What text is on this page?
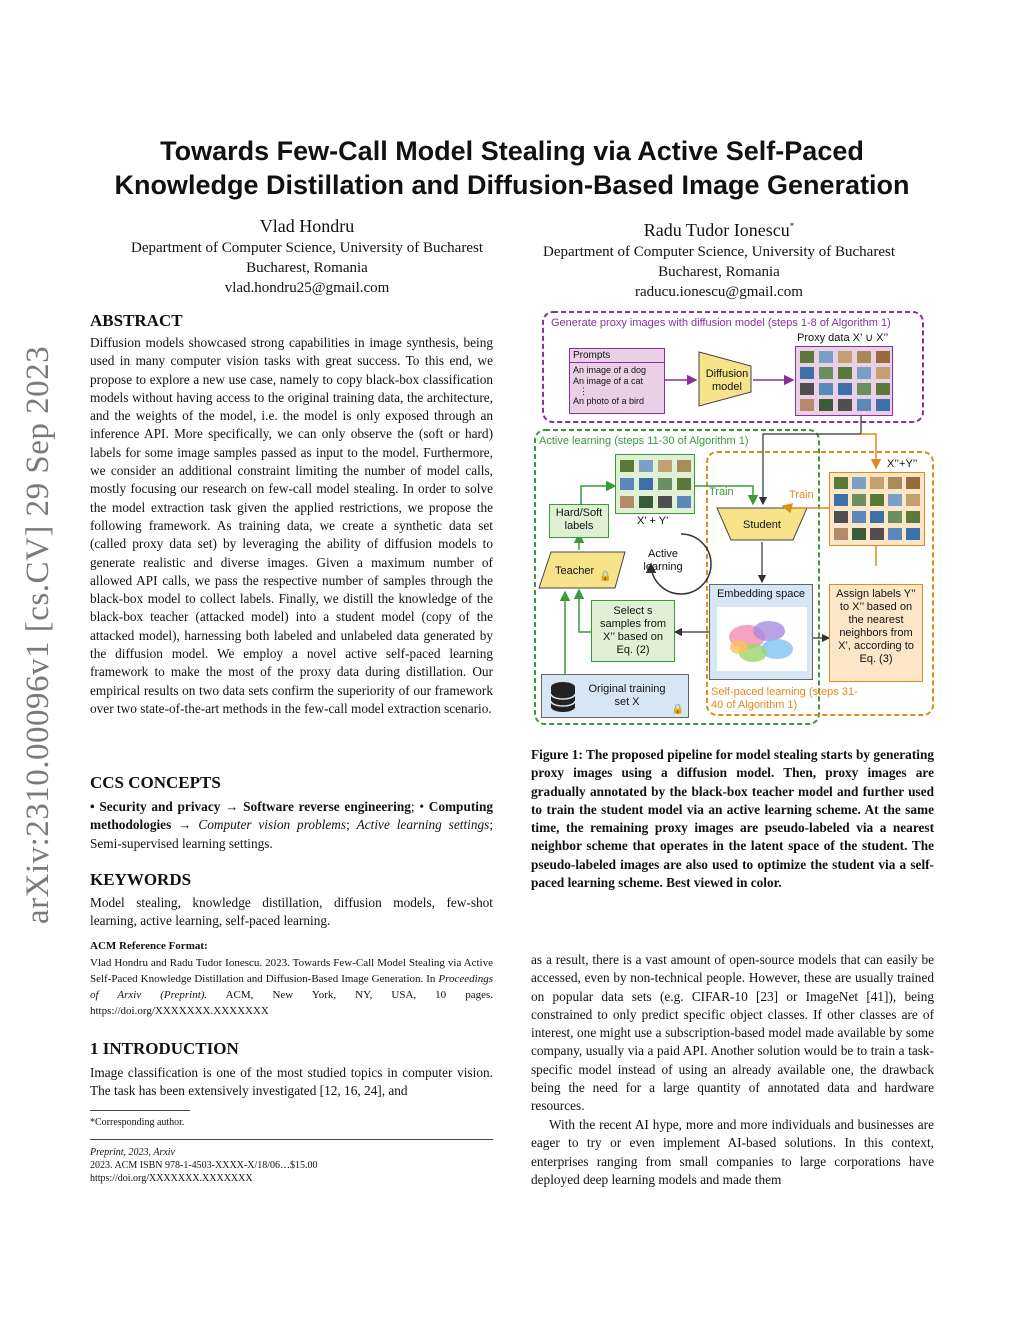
arXiv:2310.00096v1 [cs.CV] 29 Sep 2023
Towards Few-Call Model Stealing via Active Self-Paced
Knowledge Distillation and Diffusion-Based Image Generation
Vlad Hondru
Department of Computer Science, University of Bucharest
Bucharest, Romania
vlad.hondru25@gmail.com
Radu Tudor Ionescu*
Department of Computer Science, University of Bucharest
Bucharest, Romania
raducu.ionescu@gmail.com
ABSTRACT
Diffusion models showcased strong capabilities in image synthesis, being used in many computer vision tasks with great success. To this end, we propose to explore a new use case, namely to copy black-box classification models without having access to the original training data, the architecture, and the weights of the model, i.e. the model is only exposed through an inference API. More specifically, we can only observe the (soft or hard) labels for some image samples passed as input to the model. Furthermore, we consider an additional constraint limiting the number of model calls, mostly focusing our research on few-call model stealing. In order to solve the model extraction task given the applied restrictions, we propose the following framework. As training data, we create a synthetic data set (called proxy data set) by leveraging the ability of diffusion models to generate realistic and diverse images. Given a maximum number of allowed API calls, we pass the respective number of samples through the black-box model to collect labels. Finally, we distill the knowledge of the black-box teacher (attacked model) into a student model (copy of the attacked model), harnessing both labeled and unlabeled data generated by the diffusion model. We employ a novel active self-paced learning framework to make the most of the proxy data during distillation. Our empirical results on two data sets confirm the superiority of our framework over two state-of-the-art methods in the few-call model extraction scenario.
CCS CONCEPTS
• Security and privacy → Software reverse engineering; • Computing methodologies → Computer vision problems; Active learning settings; Semi-supervised learning settings.
KEYWORDS
Model stealing, knowledge distillation, diffusion models, few-shot learning, active learning, self-paced learning.
ACM Reference Format:
Vlad Hondru and Radu Tudor Ionescu. 2023. Towards Few-Call Model Stealing via Active Self-Paced Knowledge Distillation and Diffusion-Based Image Generation. In Proceedings of Arxiv (Preprint). ACM, New York, NY, USA, 10 pages. https://doi.org/XXXXXXX.XXXXXXX
1 INTRODUCTION
Image classification is one of the most studied topics in computer vision. The task has been extensively investigated [12, 16, 24], and
*Corresponding author.
Preprint, 2023, Arxiv
2023. ACM ISBN 978-1-4503-XXXX-X/18/06…$15.00
https://doi.org/XXXXXXX.XXXXXXX
Generate proxy images with diffusion model (steps 1-8 of Algorithm 1)
Proxy data X’ ∪ X’’
Prompts
An image of a dog
An image of a cat
⋮
An photo of a bird
Diffusion model
Active learning (steps 11-30 of Algorithm 1)
X’ + Y’
X’’+Y’’
Hard/Soft labels
Train	Train
Student
Teacher 🔒
Active learning
Select s samples from X’’ based on Eq. (2)
Embedding space	Assign labels Y’’ to X’’ based on the nearest neighbors from X’, according to Eq. (3)
Original training set X
🔒
Self-paced learning (steps 31-40 of Algorithm 1)
Figure 1: The proposed pipeline for model stealing starts by generating proxy images using a diffusion model. Then, proxy images are gradually annotated by the black-box teacher model and further used to train the student model via an active learning scheme. At the same time, the remaining proxy images are pseudo-labeled via a nearest neighbor scheme that operates in the latent space of the student. The pseudo-labeled images are also used to optimize the student via a self-paced learning scheme. Best viewed in color.
as a result, there is a vast amount of open-source models that can easily be accessed, even by non-technical people. However, these are usually trained on popular data sets (e.g. CIFAR-10 [23] or ImageNet [41]), being constrained to only predict specific object classes. If other classes are of interest, one might use a subscription-based model made available by some company, usually via a paid API. Another solution would be to train a task-specific model instead of using an already available one, the drawback being the need for a large quantity of annotated data and hardware resources.
With the recent AI hype, more and more individuals and businesses are eager to try or even implement AI-based solutions. In this context, enterprises ranging from small companies to large corporations have deployed deep learning models and made them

» Work instructions:
Transcribe the records above exactly as they appear, leaving out any pictures.

» In response:
What text is on this page?
arXiv:2310.00096v1 [cs.CV] 29 Sep 2023
Towards Few-Call Model Stealing via Active Self-Paced
Knowledge Distillation and Diffusion-Based Image Generation
Vlad Hondru
Department of Computer Science, University of Bucharest
Bucharest, Romania
vlad.hondru25@gmail.com
Radu Tudor Ionescu*
Department of Computer Science, University of Bucharest
Bucharest, Romania
raducu.ionescu@gmail.com
ABSTRACT
Diffusion models showcased strong capabilities in image synthesis, being used in many computer vision tasks with great success. To this end, we propose to explore a new use case, namely to copy black-box classification models without having access to the original training data, the architecture, and the weights of the model, i.e. the model is only exposed through an inference API. More specifically, we can only observe the (soft or hard) labels for some image samples passed as input to the model. Furthermore, we consider an additional constraint limiting the number of model calls, mostly focusing our research on few-call model stealing. In order to solve the model extraction task given the applied restrictions, we propose the following framework. As training data, we create a synthetic data set (called proxy data set) by leveraging the ability of diffusion models to generate realistic and diverse images. Given a maximum number of allowed API calls, we pass the respective number of samples through the black-box model to collect labels. Finally, we distill the knowledge of the black-box teacher (attacked model) into a student model (copy of the attacked model), harnessing both labeled and unlabeled data generated by the diffusion model. We employ a novel active self-paced learning framework to make the most of the proxy data during distillation. Our empirical results on two data sets confirm the superiority of our framework over two state-of-the-art methods in the few-call model extraction scenario.
CCS CONCEPTS
• Security and privacy → Software reverse engineering; • Computing methodologies → Computer vision problems; Active learning settings; Semi-supervised learning settings.
KEYWORDS
Model stealing, knowledge distillation, diffusion models, few-shot learning, active learning, self-paced learning.
ACM Reference Format:
Vlad Hondru and Radu Tudor Ionescu. 2023. Towards Few-Call Model Stealing via Active Self-Paced Knowledge Distillation and Diffusion-Based Image Generation. In Proceedings of Arxiv (Preprint). ACM, New York, NY, USA, 10 pages. https://doi.org/XXXXXXX.XXXXXXX
1 INTRODUCTION
Image classification is one of the most studied topics in computer vision. The task has been extensively investigated [12, 16, 24], and
*Corresponding author.
Preprint, 2023, Arxiv
2023. ACM ISBN 978-1-4503-XXXX-X/18/06…$15.00
https://doi.org/XXXXXXX.XXXXXXX
Generate proxy images with diffusion model (steps 1-8 of Algorithm 1)
Proxy data X’ ∪ X’’
Prompts
An image of a dog
An image of a cat
⋮
An photo of a bird
Diffusion model
Active learning (steps 11-30 of Algorithm 1)
X’ + Y’
X’’+Y’’
Hard/Soft labels
Train	Train
Student
Teacher 🔒
Active learning
Select s samples from X’’ based on Eq. (2)
Embedding space	Assign labels Y’’ to X’’ based on the nearest neighbors from X’, according to Eq. (3)
Original training set X
🔒
Self-paced learning (steps 31-40 of Algorithm 1)
Figure 1: The proposed pipeline for model stealing starts by generating proxy images using a diffusion model. Then, proxy images are gradually annotated by the black-box teacher model and further used to train the student model via an active learning scheme. At the same time, the remaining proxy images are pseudo-labeled via a nearest neighbor scheme that operates in the latent space of the student. The pseudo-labeled images are also used to optimize the student via a self-paced learning scheme. Best viewed in color.
as a result, there is a vast amount of open-source models that can easily be accessed, even by non-technical people. However, these are usually trained on popular data sets (e.g. CIFAR-10 [23] or ImageNet [41]), being constrained to only predict specific object classes. If other classes are of interest, one might use a subscription-based model made available by some company, usually via a paid API. Another solution would be to train a task-specific model instead of using an already available one, the drawback being the need for a large quantity of annotated data and hardware resources.
With the recent AI hype, more and more individuals and businesses are eager to try or even implement AI-based solutions. In this context, enterprises ranging from small companies to large corporations have deployed deep learning models and made them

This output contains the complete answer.